*INFORMATION GIVEN*.
^^^^^^^^^^^^^^^^

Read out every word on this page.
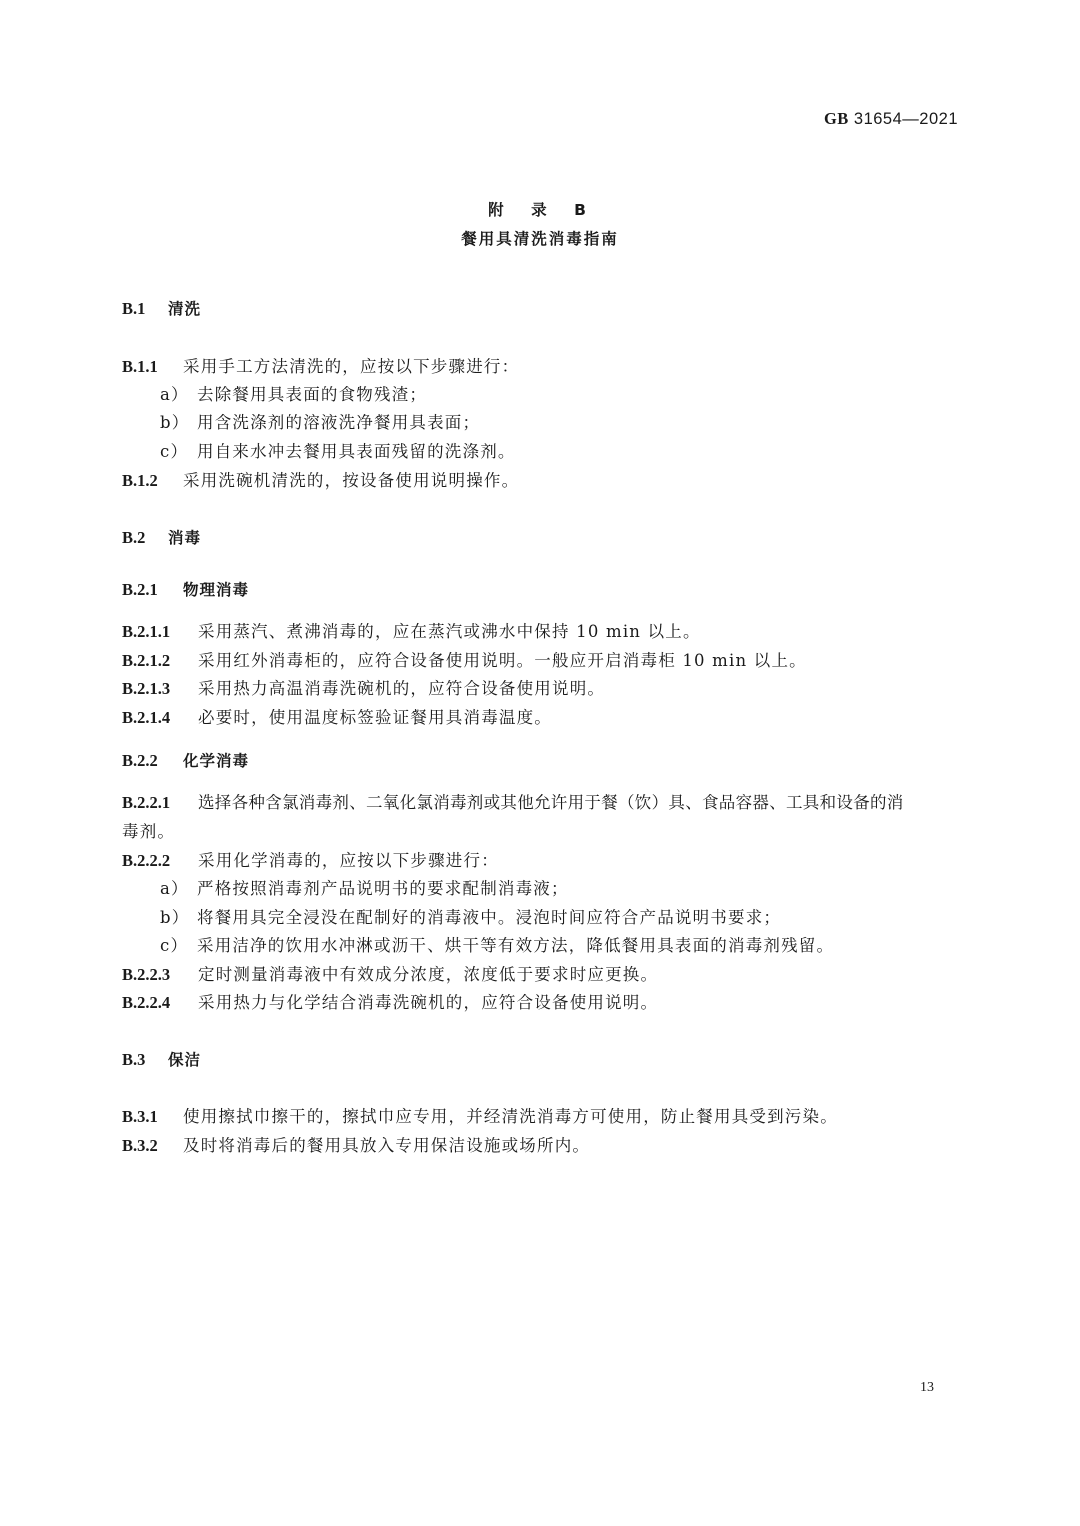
GB 31654—2021
附　录　B
餐用具清洗消毒指南
B.1 清洗
B.1.1 采用手工方法清洗的，应按以下步骤进行：
a） 去除餐用具表面的食物残渣；
b） 用含洗涤剂的溶液洗净餐用具表面；
c） 用自来水冲去餐用具表面残留的洗涤剂。
B.1.2 采用洗碗机清洗的，按设备使用说明操作。
B.2 消毒
B.2.1 物理消毒
B.2.1.1 采用蒸汽、煮沸消毒的，应在蒸汽或沸水中保持 10 min 以上。
B.2.1.2 采用红外消毒柜的，应符合设备使用说明。一般应开启消毒柜 10 min 以上。
B.2.1.3 采用热力高温消毒洗碗机的，应符合设备使用说明。
B.2.1.4 必要时，使用温度标签验证餐用具消毒温度。
B.2.2 化学消毒
B.2.2.1 选择各种含氯消毒剂、二氧化氯消毒剂或其他允许用于餐（饮）具、食品容器、工具和设备的消
毒剂。
B.2.2.2 采用化学消毒的，应按以下步骤进行：
a） 严格按照消毒剂产品说明书的要求配制消毒液；
b） 将餐用具完全浸没在配制好的消毒液中。浸泡时间应符合产品说明书要求；
c） 采用洁净的饮用水冲淋或沥干、烘干等有效方法，降低餐用具表面的消毒剂残留。
B.2.2.3 定时测量消毒液中有效成分浓度，浓度低于要求时应更换。
B.2.2.4 采用热力与化学结合消毒洗碗机的，应符合设备使用说明。
B.3 保洁
B.3.1 使用擦拭巾擦干的，擦拭巾应专用，并经清洗消毒方可使用，防止餐用具受到污染。
B.3.2 及时将消毒后的餐用具放入专用保洁设施或场所内。
13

^^^^^^^^^^^^^^^^

*WHAT IS BEING ASKED*.
From the listing above, pick out every line containing "应符合设备使用说明".

*RESPONSE TO THIS TASK*.
B.2.1.2 采用红外消毒柜的，应符合设备使用说明。一般应开启消毒柜 10 min 以上。
B.2.1.3 采用热力高温消毒洗碗机的，应符合设备使用说明。
B.2.2.4 采用热力与化学结合消毒洗碗机的，应符合设备使用说明。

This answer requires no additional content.